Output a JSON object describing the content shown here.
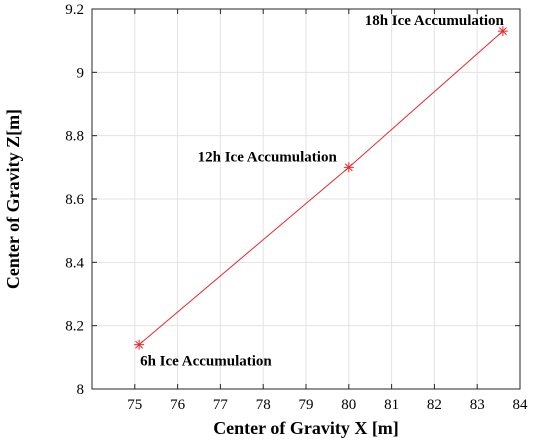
{
  "chart_data": {
    "type": "line",
    "title": "",
    "xlabel": "Center of Gravity X [m]",
    "ylabel": "Center of Gravity Z[m]",
    "xlim": [
      74,
      84
    ],
    "ylim": [
      8,
      9.2
    ],
    "xticks": [
      "75",
      "76",
      "77",
      "78",
      "79",
      "80",
      "81",
      "82",
      "83",
      "84"
    ],
    "yticks": [
      "8",
      "8.2",
      "8.4",
      "8.6",
      "8.8",
      "9",
      "9.2"
    ],
    "grid": true,
    "series": [
      {
        "color": "#e8262a",
        "marker": "asterisk",
        "points": [
          {
            "x": 75.1,
            "y": 8.14
          },
          {
            "x": 80.0,
            "y": 8.7
          },
          {
            "x": 83.6,
            "y": 9.13
          }
        ]
      }
    ],
    "annotations": [
      {
        "text": "6h Ice Accumulation",
        "x": 75.1,
        "y": 8.14
      },
      {
        "text": "12h Ice Accumulation",
        "x": 80.0,
        "y": 8.7
      },
      {
        "text": "18h Ice Accumulation",
        "x": 83.6,
        "y": 9.13
      }
    ]
  }
}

========================================================================

**Exercise goal**
Find the lines above holding the word "Accumulation" and show them.

**Written answer**
        "text": "6h Ice Accumulation",
        "text": "12h Ice Accumulation",
        "text": "18h Ice Accumulation",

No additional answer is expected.